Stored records
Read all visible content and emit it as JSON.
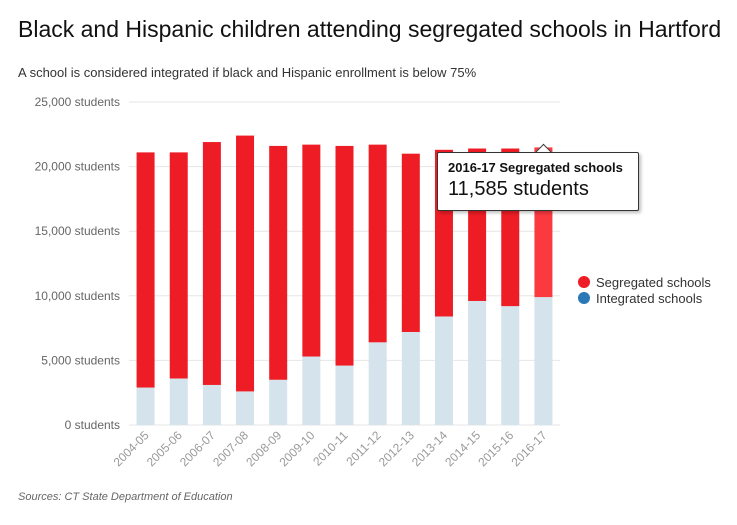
{
  "title": "Black and Hispanic children attending segregated schools in Hartford",
  "subtitle": "A school is considered integrated if black and Hispanic enrollment is below 75%",
  "source": "Sources: CT State Department of Education",
  "tooltip": {
    "title": "2016-17 Segregated schools",
    "value": "11,585 students"
  },
  "colors": {
    "segregated": "#ee1c25",
    "segregated_highlight": "#fb3a40",
    "integrated_bar": "#d4e3ec",
    "integrated_legend": "#2b78b7",
    "grid": "#e6e6e6"
  },
  "chart_data": {
    "type": "bar",
    "stacked": true,
    "categories": [
      "2004-05",
      "2005-06",
      "2006-07",
      "2007-08",
      "2008-09",
      "2009-10",
      "2010-11",
      "2011-12",
      "2012-13",
      "2013-14",
      "2014-15",
      "2015-16",
      "2016-17"
    ],
    "series": [
      {
        "name": "Integrated schools",
        "values": [
          2900,
          3600,
          3100,
          2600,
          3500,
          5300,
          4600,
          6400,
          7200,
          8400,
          9600,
          9200,
          9900
        ]
      },
      {
        "name": "Segregated schools",
        "values": [
          18200,
          17500,
          18800,
          19800,
          18100,
          16400,
          17000,
          15300,
          13800,
          12900,
          11800,
          12200,
          11585
        ]
      }
    ],
    "yticks": [
      "0 students",
      "5,000 students",
      "10,000 students",
      "15,000 students",
      "20,000 students",
      "25,000 students"
    ],
    "ylim": [
      0,
      25000
    ],
    "ystep": 5000,
    "legend": [
      "Segregated schools",
      "Integrated schools"
    ],
    "legend_position": "right",
    "grid": true,
    "highlighted_category": "2016-17"
  }
}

What to do: Transcribe the whole listing exactly. Pictures are excluded.

Task solution:
Read all visible content and emit it as JSON.
{
  "title": "Black and Hispanic children attending segregated schools in Hartford",
  "subtitle": "A school is considered integrated if black and Hispanic enrollment is below 75%",
  "source": "Sources: CT State Department of Education",
  "tooltip": {
    "title": "2016-17 Segregated schools",
    "value": "11,585 students"
  },
  "colors": {
    "segregated": "#ee1c25",
    "segregated_highlight": "#fb3a40",
    "integrated_bar": "#d4e3ec",
    "integrated_legend": "#2b78b7",
    "grid": "#e6e6e6"
  },
  "chart_data": {
    "type": "bar",
    "stacked": true,
    "categories": [
      "2004-05",
      "2005-06",
      "2006-07",
      "2007-08",
      "2008-09",
      "2009-10",
      "2010-11",
      "2011-12",
      "2012-13",
      "2013-14",
      "2014-15",
      "2015-16",
      "2016-17"
    ],
    "series": [
      {
        "name": "Integrated schools",
        "values": [
          2900,
          3600,
          3100,
          2600,
          3500,
          5300,
          4600,
          6400,
          7200,
          8400,
          9600,
          9200,
          9900
        ]
      },
      {
        "name": "Segregated schools",
        "values": [
          18200,
          17500,
          18800,
          19800,
          18100,
          16400,
          17000,
          15300,
          13800,
          12900,
          11800,
          12200,
          11585
        ]
      }
    ],
    "yticks": [
      "0 students",
      "5,000 students",
      "10,000 students",
      "15,000 students",
      "20,000 students",
      "25,000 students"
    ],
    "ylim": [
      0,
      25000
    ],
    "ystep": 5000,
    "legend": [
      "Segregated schools",
      "Integrated schools"
    ],
    "legend_position": "right",
    "grid": true,
    "highlighted_category": "2016-17"
  }
}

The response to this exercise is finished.